> _Stated goal_
Filter the data for lines with the word "Утворення", then copy every line so identified.

> _Extracted data entries_
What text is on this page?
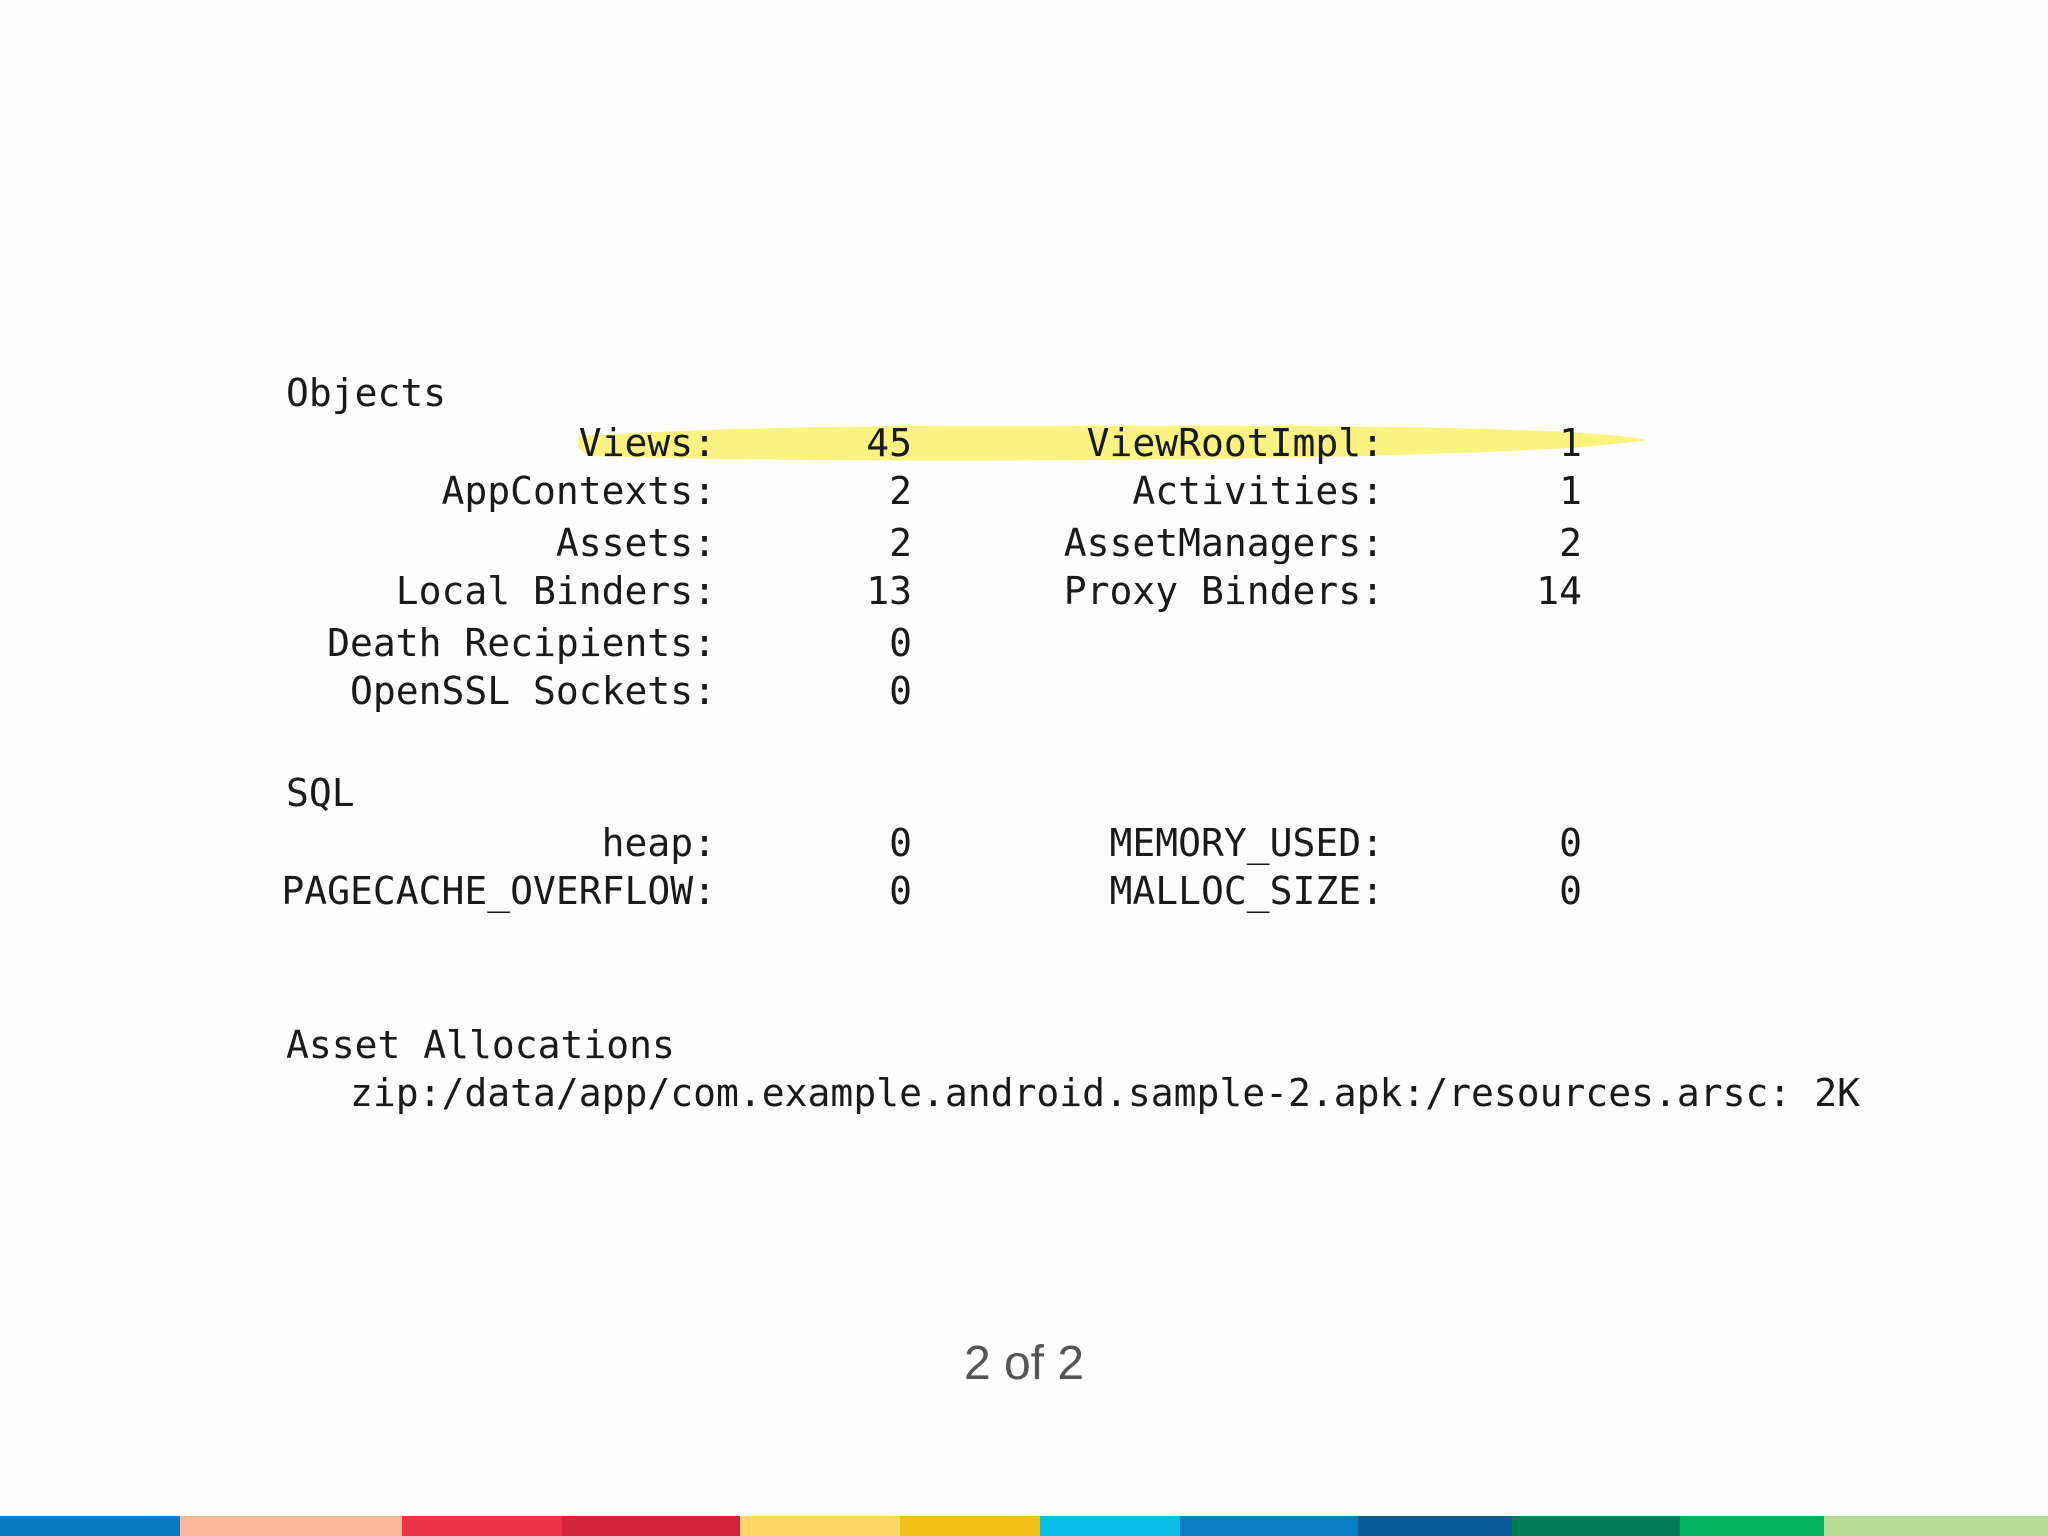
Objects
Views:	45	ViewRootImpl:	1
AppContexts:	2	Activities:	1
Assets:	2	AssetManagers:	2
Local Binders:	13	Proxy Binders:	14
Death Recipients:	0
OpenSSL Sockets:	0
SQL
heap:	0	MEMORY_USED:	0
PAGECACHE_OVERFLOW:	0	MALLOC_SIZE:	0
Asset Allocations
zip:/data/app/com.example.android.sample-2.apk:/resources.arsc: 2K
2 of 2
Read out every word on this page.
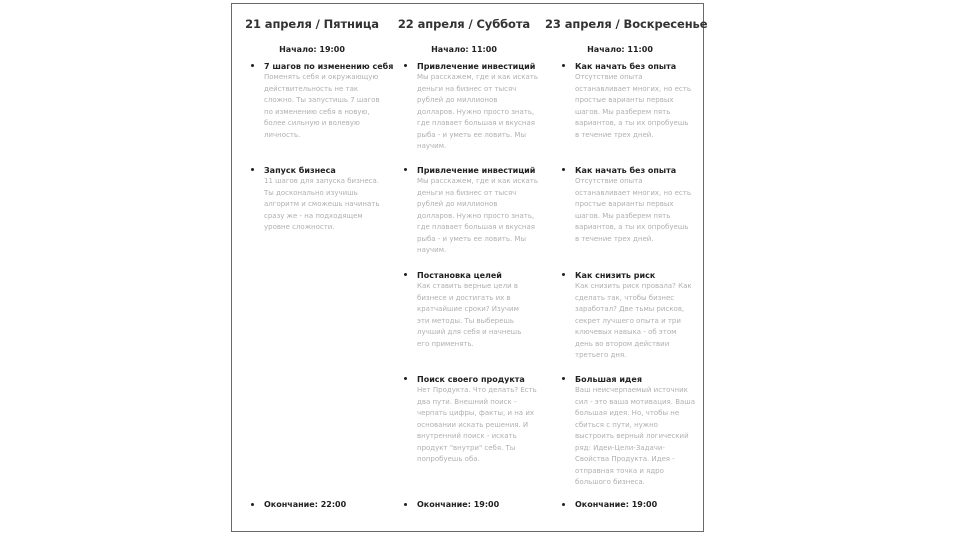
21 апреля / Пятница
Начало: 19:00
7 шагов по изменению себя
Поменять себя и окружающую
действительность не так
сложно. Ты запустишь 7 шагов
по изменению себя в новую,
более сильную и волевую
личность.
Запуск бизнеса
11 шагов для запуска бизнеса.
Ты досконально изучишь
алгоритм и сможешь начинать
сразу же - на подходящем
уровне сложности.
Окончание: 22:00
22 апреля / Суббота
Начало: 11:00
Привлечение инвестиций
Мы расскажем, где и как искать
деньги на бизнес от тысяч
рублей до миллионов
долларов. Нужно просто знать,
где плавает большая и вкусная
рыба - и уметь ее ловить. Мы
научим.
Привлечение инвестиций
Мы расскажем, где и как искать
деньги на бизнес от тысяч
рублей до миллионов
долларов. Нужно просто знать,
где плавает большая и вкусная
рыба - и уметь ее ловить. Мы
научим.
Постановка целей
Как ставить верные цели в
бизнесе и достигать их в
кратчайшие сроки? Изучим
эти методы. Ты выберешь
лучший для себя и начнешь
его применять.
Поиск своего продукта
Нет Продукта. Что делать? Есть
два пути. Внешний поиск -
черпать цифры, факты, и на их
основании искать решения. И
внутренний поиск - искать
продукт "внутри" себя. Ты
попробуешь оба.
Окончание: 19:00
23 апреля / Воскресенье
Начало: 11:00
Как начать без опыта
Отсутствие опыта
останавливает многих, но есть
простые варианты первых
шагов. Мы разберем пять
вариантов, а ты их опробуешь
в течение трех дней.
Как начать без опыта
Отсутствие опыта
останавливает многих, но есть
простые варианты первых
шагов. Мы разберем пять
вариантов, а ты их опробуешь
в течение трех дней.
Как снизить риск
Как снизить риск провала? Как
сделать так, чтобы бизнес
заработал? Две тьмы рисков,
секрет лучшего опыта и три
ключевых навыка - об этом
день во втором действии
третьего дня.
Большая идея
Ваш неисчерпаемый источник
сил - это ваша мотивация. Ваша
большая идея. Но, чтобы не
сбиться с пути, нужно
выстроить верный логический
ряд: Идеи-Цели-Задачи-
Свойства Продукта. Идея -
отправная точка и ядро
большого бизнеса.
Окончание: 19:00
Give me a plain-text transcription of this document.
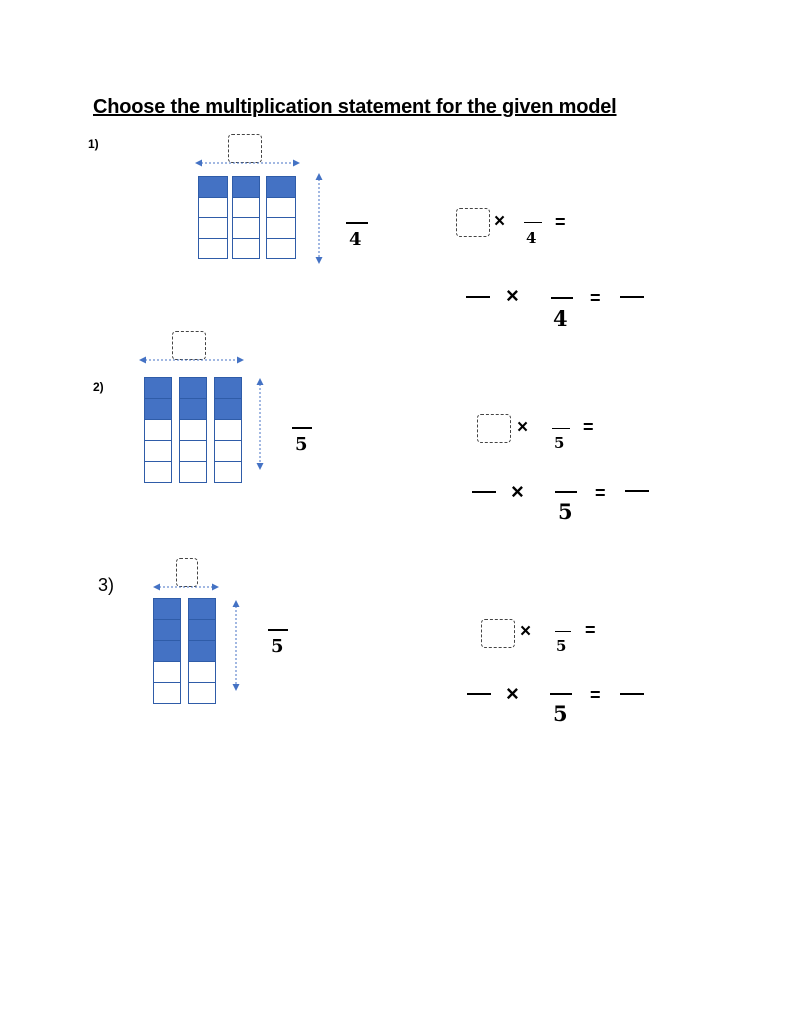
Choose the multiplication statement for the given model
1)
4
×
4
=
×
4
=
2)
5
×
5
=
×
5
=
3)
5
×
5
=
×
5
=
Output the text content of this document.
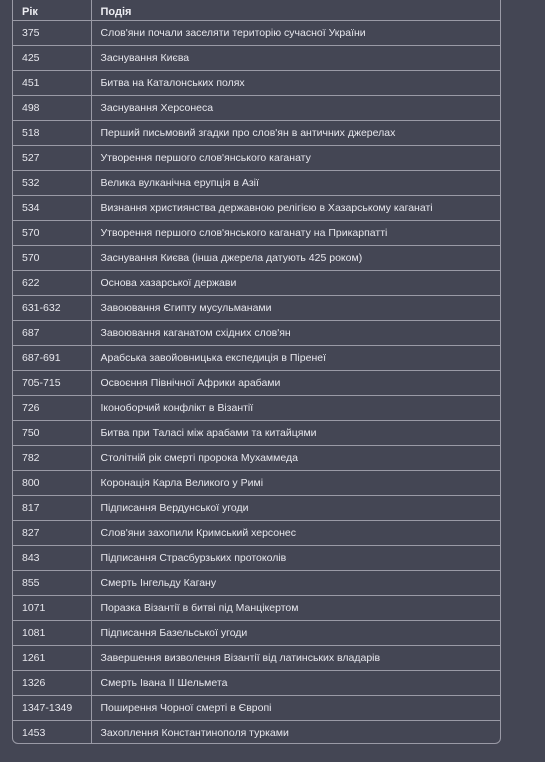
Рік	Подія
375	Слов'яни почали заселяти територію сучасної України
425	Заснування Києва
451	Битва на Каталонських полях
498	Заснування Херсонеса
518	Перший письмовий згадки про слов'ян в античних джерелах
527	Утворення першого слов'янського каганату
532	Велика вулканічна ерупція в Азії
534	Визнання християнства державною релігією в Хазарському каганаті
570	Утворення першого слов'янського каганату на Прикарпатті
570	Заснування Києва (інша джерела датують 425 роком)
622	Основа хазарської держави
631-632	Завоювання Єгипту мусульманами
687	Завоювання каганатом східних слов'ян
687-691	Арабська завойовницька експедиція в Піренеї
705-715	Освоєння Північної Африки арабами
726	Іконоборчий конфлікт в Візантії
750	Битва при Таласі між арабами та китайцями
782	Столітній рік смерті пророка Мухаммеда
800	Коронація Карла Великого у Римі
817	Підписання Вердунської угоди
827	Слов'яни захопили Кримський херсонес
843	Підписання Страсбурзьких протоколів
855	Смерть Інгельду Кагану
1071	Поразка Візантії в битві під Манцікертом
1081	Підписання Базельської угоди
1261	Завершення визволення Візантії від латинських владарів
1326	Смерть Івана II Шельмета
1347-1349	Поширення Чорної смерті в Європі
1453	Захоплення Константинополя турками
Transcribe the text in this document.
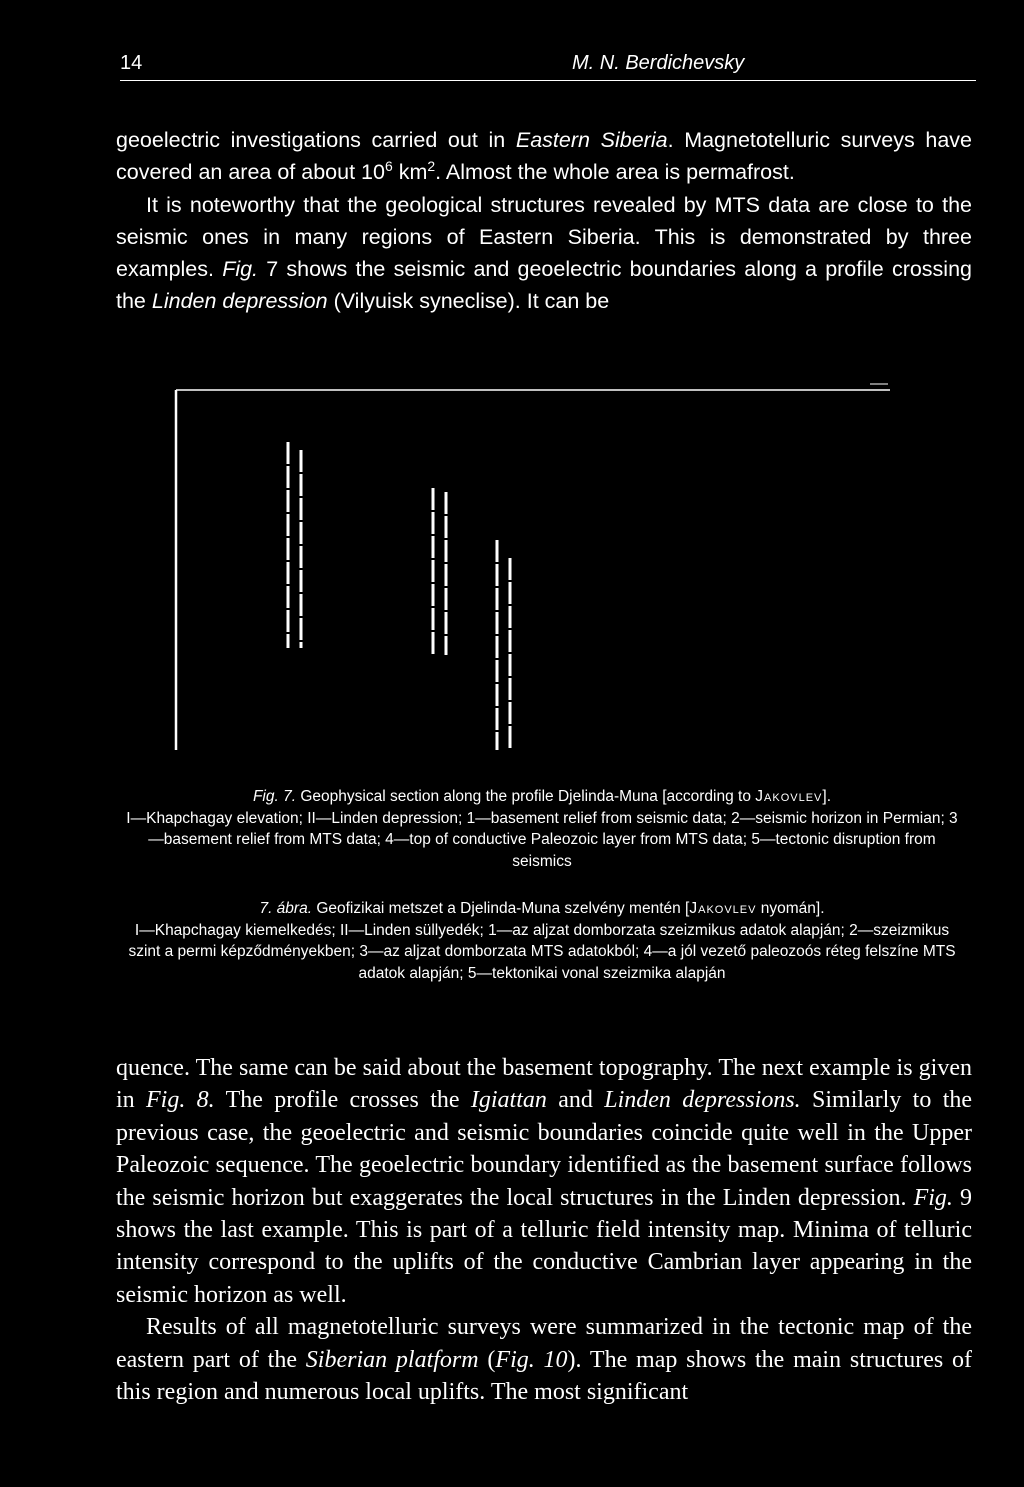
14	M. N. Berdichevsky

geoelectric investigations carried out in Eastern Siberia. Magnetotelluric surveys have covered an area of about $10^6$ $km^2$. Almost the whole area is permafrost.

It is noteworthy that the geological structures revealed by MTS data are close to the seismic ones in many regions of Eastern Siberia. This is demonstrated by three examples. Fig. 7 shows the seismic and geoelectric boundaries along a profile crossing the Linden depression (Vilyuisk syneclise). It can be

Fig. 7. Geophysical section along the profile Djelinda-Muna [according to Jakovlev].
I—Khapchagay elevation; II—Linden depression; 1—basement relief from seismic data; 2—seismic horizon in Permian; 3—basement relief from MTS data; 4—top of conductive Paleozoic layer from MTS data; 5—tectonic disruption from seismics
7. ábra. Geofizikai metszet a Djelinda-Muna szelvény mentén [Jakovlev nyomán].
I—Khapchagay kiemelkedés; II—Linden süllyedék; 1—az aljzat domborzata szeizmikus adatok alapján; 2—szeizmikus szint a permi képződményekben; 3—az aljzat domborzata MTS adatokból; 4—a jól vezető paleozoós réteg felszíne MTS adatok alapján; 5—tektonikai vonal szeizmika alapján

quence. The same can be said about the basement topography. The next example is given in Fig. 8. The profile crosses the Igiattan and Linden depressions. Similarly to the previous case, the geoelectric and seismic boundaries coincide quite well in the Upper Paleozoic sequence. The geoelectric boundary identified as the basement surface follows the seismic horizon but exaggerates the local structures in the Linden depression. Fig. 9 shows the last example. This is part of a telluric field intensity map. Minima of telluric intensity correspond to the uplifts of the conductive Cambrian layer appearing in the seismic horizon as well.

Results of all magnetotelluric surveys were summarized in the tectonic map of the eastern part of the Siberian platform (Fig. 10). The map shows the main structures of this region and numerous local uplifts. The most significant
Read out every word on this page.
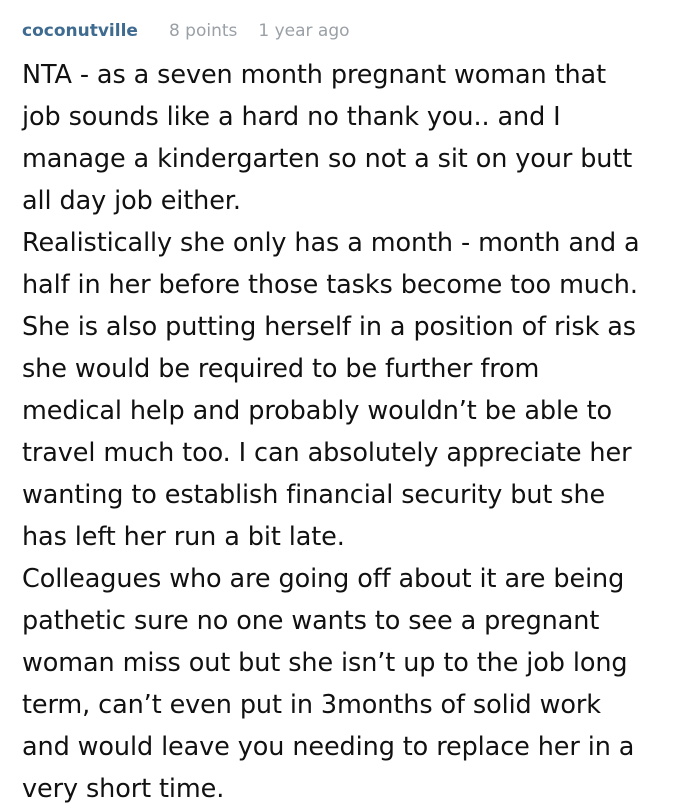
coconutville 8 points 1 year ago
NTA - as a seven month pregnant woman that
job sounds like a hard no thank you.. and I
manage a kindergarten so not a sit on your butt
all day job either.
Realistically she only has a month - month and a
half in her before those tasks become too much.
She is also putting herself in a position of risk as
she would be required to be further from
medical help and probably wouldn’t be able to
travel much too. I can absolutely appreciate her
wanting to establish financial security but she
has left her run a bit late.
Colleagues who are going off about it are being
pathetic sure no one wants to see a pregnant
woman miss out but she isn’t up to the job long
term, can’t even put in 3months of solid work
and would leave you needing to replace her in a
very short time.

> _Complete output_
527	Утворення першого слов'янського каганату
570	Утворення першого слов'янського каганату на Прикарпатті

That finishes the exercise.